Set down every entry again word for word, please, but skip the pictures.

— START THE RECORDS —

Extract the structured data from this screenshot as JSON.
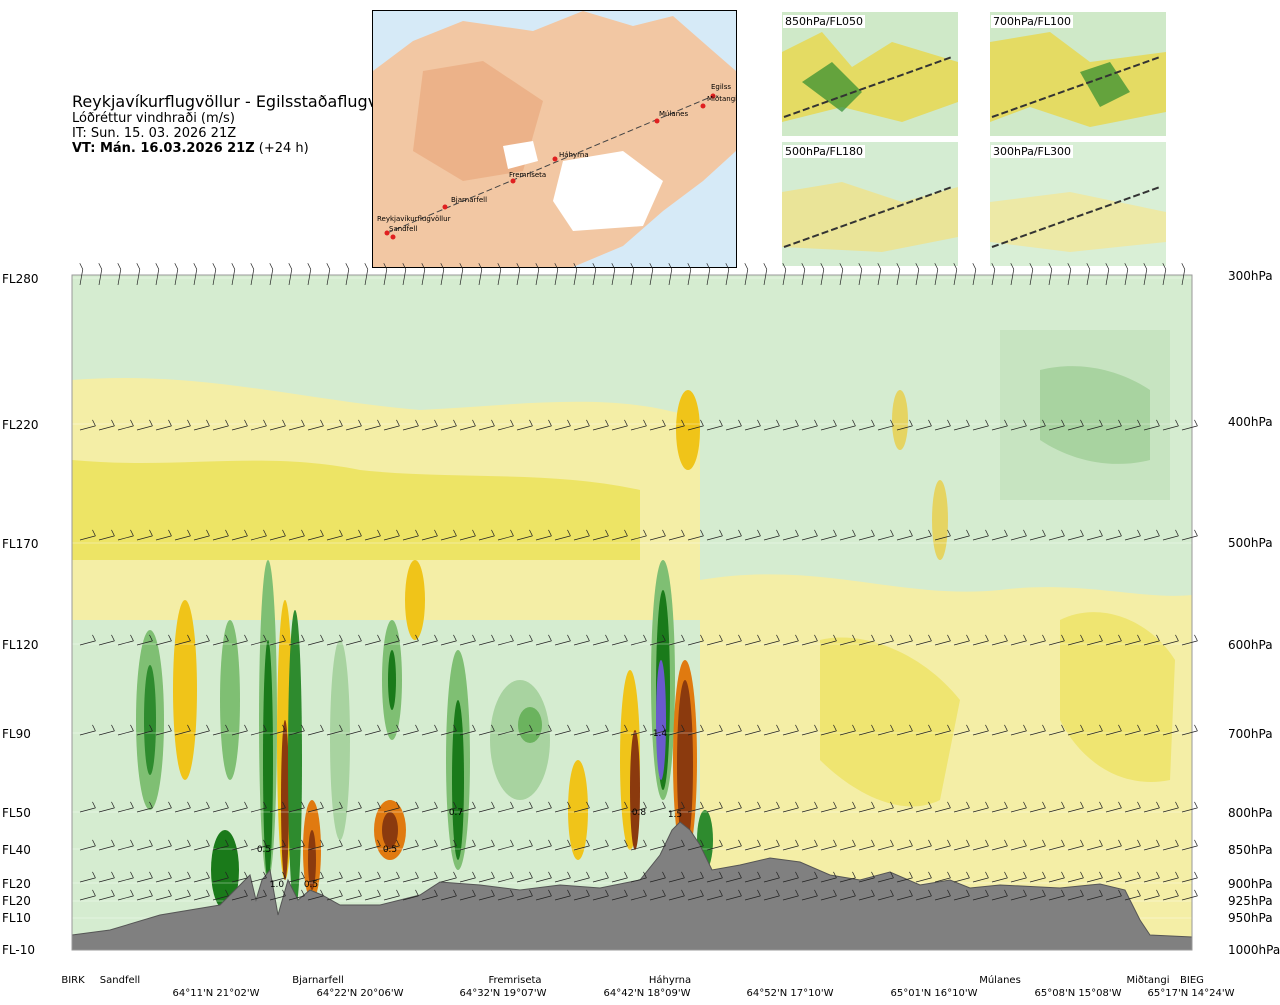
{
  "header": {
    "title": "Reykjavíkurflugvöllur - Egilsstaðaflugvöllur",
    "subtitle": "Lóðréttur vindhraði (m/s)",
    "it": "IT: Sun. 15. 03. 2026 21Z",
    "vt": "VT: Mán. 16.03.2026 21Z",
    "vt_lead": "(+24 h)"
  },
  "map": {
    "route_labels": [
      "Reykjavíkurflugvöllur",
      "Sandfell",
      "Bjarnarfell",
      "Fremriseta",
      "Háhyrna",
      "Múlanes",
      "Miðtangi",
      "Egilss"
    ]
  },
  "mini_maps": [
    {
      "label": "850hPa/FL050"
    },
    {
      "label": "700hPa/FL100"
    },
    {
      "label": "500hPa/FL180"
    },
    {
      "label": "300hPa/FL300"
    }
  ],
  "chart_data": {
    "type": "heatmap",
    "title": "Lóðréttur vindhraði (m/s)",
    "flight_levels": [
      "FL280",
      "FL220",
      "FL170",
      "FL120",
      "FL90",
      "FL50",
      "FL40",
      "FL20",
      "FL20",
      "FL10",
      "FL-10"
    ],
    "pressure_levels_hPa": [
      300,
      400,
      500,
      600,
      700,
      800,
      850,
      900,
      925,
      950,
      1000
    ],
    "stations": [
      "BIRK",
      "Sandfell",
      "Bjarnarfell",
      "Fremriseta",
      "Háhyrna",
      "Múlanes",
      "Miðtangi",
      "BIEG"
    ],
    "coordinates": [
      "64°11'N 21°02'W",
      "64°22'N 20°06'W",
      "64°32'N 19°07'W",
      "64°42'N 18°09'W",
      "64°52'N 17°10'W",
      "65°01'N 16°10'W",
      "65°08'N 15°08'W",
      "65°17'N 14°24'W"
    ],
    "contour_labels": [
      "0.5",
      "1.0",
      "0.5",
      "0.5",
      "0.7",
      "0.8",
      "1.4",
      "1.5"
    ],
    "colors": {
      "ground": "#808080",
      "strong_up": "#1a8a1a",
      "strong_down": "#8b3a0e",
      "max_up": "#6a5acd",
      "weak_down": "#f3ee9a"
    }
  }
}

— END THE RECORDS —

**EXERCISE RESPONSE:**
Extract the structured data from this screenshot as JSON.
{
  "header": {
    "title": "Reykjavíkurflugvöllur - Egilsstaðaflugvöllur",
    "subtitle": "Lóðréttur vindhraði (m/s)",
    "it": "IT: Sun. 15. 03. 2026 21Z",
    "vt": "VT: Mán. 16.03.2026 21Z",
    "vt_lead": "(+24 h)"
  },
  "map": {
    "route_labels": [
      "Reykjavíkurflugvöllur",
      "Sandfell",
      "Bjarnarfell",
      "Fremriseta",
      "Háhyrna",
      "Múlanes",
      "Miðtangi",
      "Egilss"
    ]
  },
  "mini_maps": [
    {
      "label": "850hPa/FL050"
    },
    {
      "label": "700hPa/FL100"
    },
    {
      "label": "500hPa/FL180"
    },
    {
      "label": "300hPa/FL300"
    }
  ],
  "chart_data": {
    "type": "heatmap",
    "title": "Lóðréttur vindhraði (m/s)",
    "flight_levels": [
      "FL280",
      "FL220",
      "FL170",
      "FL120",
      "FL90",
      "FL50",
      "FL40",
      "FL20",
      "FL20",
      "FL10",
      "FL-10"
    ],
    "pressure_levels_hPa": [
      300,
      400,
      500,
      600,
      700,
      800,
      850,
      900,
      925,
      950,
      1000
    ],
    "stations": [
      "BIRK",
      "Sandfell",
      "Bjarnarfell",
      "Fremriseta",
      "Háhyrna",
      "Múlanes",
      "Miðtangi",
      "BIEG"
    ],
    "coordinates": [
      "64°11'N 21°02'W",
      "64°22'N 20°06'W",
      "64°32'N 19°07'W",
      "64°42'N 18°09'W",
      "64°52'N 17°10'W",
      "65°01'N 16°10'W",
      "65°08'N 15°08'W",
      "65°17'N 14°24'W"
    ],
    "contour_labels": [
      "0.5",
      "1.0",
      "0.5",
      "0.5",
      "0.7",
      "0.8",
      "1.4",
      "1.5"
    ],
    "colors": {
      "ground": "#808080",
      "strong_up": "#1a8a1a",
      "strong_down": "#8b3a0e",
      "max_up": "#6a5acd",
      "weak_down": "#f3ee9a"
    }
  }
}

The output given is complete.